* **Written task**: Write out the full set of records below exactly.

* **Entries taken from a collection**:

::::

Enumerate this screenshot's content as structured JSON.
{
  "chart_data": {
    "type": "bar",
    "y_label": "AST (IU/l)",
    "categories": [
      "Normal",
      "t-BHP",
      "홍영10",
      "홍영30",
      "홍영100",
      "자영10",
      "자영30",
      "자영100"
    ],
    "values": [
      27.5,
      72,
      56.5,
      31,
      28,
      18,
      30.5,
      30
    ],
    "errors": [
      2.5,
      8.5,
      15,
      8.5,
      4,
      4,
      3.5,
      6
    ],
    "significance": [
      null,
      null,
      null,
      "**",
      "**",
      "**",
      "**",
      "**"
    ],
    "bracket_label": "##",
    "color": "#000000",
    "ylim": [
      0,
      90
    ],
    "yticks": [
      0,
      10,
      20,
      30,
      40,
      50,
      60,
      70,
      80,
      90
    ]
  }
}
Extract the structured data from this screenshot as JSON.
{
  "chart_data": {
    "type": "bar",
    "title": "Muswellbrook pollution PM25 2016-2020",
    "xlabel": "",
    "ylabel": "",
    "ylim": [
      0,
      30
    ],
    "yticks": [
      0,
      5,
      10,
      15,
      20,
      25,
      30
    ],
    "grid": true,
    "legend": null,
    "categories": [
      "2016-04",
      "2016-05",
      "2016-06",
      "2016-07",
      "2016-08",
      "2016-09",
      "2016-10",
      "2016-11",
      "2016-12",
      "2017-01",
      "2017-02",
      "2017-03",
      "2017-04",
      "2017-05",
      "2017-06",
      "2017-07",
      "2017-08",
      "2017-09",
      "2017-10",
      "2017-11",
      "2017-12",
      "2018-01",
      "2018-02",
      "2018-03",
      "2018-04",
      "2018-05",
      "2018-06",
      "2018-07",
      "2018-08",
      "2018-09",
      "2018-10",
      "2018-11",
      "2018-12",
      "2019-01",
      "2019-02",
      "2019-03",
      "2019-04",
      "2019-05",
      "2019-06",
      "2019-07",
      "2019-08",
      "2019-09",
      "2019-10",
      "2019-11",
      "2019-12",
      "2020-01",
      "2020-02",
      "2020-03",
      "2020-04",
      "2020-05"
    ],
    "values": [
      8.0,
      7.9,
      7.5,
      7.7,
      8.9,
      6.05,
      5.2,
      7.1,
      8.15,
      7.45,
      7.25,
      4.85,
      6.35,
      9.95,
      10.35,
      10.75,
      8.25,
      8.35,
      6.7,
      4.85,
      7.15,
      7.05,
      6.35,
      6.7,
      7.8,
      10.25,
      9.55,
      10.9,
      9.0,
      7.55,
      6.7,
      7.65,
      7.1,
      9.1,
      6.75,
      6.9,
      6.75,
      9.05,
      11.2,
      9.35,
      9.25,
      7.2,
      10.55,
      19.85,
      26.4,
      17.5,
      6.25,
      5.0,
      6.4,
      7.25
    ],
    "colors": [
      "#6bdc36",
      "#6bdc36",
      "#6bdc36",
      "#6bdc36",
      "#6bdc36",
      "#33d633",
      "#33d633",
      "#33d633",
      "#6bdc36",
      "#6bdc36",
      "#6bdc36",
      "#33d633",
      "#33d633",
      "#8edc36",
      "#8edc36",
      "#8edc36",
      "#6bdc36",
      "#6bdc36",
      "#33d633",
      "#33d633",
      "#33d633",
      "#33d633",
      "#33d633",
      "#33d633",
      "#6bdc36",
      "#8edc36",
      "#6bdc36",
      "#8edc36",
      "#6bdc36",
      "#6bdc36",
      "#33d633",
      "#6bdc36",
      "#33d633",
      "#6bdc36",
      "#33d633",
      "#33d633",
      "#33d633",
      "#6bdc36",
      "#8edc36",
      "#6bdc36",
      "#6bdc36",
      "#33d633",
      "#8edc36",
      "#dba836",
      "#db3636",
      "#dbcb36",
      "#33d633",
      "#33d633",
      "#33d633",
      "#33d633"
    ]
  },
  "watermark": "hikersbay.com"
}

::::

* **Result**:
Enumerate this screenshot's content as structured JSON.
{
  "chart_data": {
    "type": "bar",
    "y_label": "AST (IU/l)",
    "categories": [
      "Normal",
      "t-BHP",
      "홍영10",
      "홍영30",
      "홍영100",
      "자영10",
      "자영30",
      "자영100"
    ],
    "values": [
      27.5,
      72,
      56.5,
      31,
      28,
      18,
      30.5,
      30
    ],
    "errors": [
      2.5,
      8.5,
      15,
      8.5,
      4,
      4,
      3.5,
      6
    ],
    "significance": [
      null,
      null,
      null,
      "**",
      "**",
      "**",
      "**",
      "**"
    ],
    "bracket_label": "##",
    "color": "#000000",
    "ylim": [
      0,
      90
    ],
    "yticks": [
      0,
      10,
      20,
      30,
      40,
      50,
      60,
      70,
      80,
      90
    ]
  }
}
Extract the structured data from this screenshot as JSON.
{
  "chart_data": {
    "type": "bar",
    "title": "Muswellbrook pollution PM25 2016-2020",
    "xlabel": "",
    "ylabel": "",
    "ylim": [
      0,
      30
    ],
    "yticks": [
      0,
      5,
      10,
      15,
      20,
      25,
      30
    ],
    "grid": true,
    "legend": null,
    "categories": [
      "2016-04",
      "2016-05",
      "2016-06",
      "2016-07",
      "2016-08",
      "2016-09",
      "2016-10",
      "2016-11",
      "2016-12",
      "2017-01",
      "2017-02",
      "2017-03",
      "2017-04",
      "2017-05",
      "2017-06",
      "2017-07",
      "2017-08",
      "2017-09",
      "2017-10",
      "2017-11",
      "2017-12",
      "2018-01",
      "2018-02",
      "2018-03",
      "2018-04",
      "2018-05",
      "2018-06",
      "2018-07",
      "2018-08",
      "2018-09",
      "2018-10",
      "2018-11",
      "2018-12",
      "2019-01",
      "2019-02",
      "2019-03",
      "2019-04",
      "2019-05",
      "2019-06",
      "2019-07",
      "2019-08",
      "2019-09",
      "2019-10",
      "2019-11",
      "2019-12",
      "2020-01",
      "2020-02",
      "2020-03",
      "2020-04",
      "2020-05"
    ],
    "values": [
      8.0,
      7.9,
      7.5,
      7.7,
      8.9,
      6.05,
      5.2,
      7.1,
      8.15,
      7.45,
      7.25,
      4.85,
      6.35,
      9.95,
      10.35,
      10.75,
      8.25,
      8.35,
      6.7,
      4.85,
      7.15,
      7.05,
      6.35,
      6.7,
      7.8,
      10.25,
      9.55,
      10.9,
      9.0,
      7.55,
      6.7,
      7.65,
      7.1,
      9.1,
      6.75,
      6.9,
      6.75,
      9.05,
      11.2,
      9.35,
      9.25,
      7.2,
      10.55,
      19.85,
      26.4,
      17.5,
      6.25,
      5.0,
      6.4,
      7.25
    ],
    "colors": [
      "#6bdc36",
      "#6bdc36",
      "#6bdc36",
      "#6bdc36",
      "#6bdc36",
      "#33d633",
      "#33d633",
      "#33d633",
      "#6bdc36",
      "#6bdc36",
      "#6bdc36",
      "#33d633",
      "#33d633",
      "#8edc36",
      "#8edc36",
      "#8edc36",
      "#6bdc36",
      "#6bdc36",
      "#33d633",
      "#33d633",
      "#33d633",
      "#33d633",
      "#33d633",
      "#33d633",
      "#6bdc36",
      "#8edc36",
      "#6bdc36",
      "#8edc36",
      "#6bdc36",
      "#6bdc36",
      "#33d633",
      "#6bdc36",
      "#33d633",
      "#6bdc36",
      "#33d633",
      "#33d633",
      "#33d633",
      "#6bdc36",
      "#8edc36",
      "#6bdc36",
      "#6bdc36",
      "#33d633",
      "#8edc36",
      "#dba836",
      "#db3636",
      "#dbcb36",
      "#33d633",
      "#33d633",
      "#33d633",
      "#33d633"
    ]
  },
  "watermark": "hikersbay.com"
}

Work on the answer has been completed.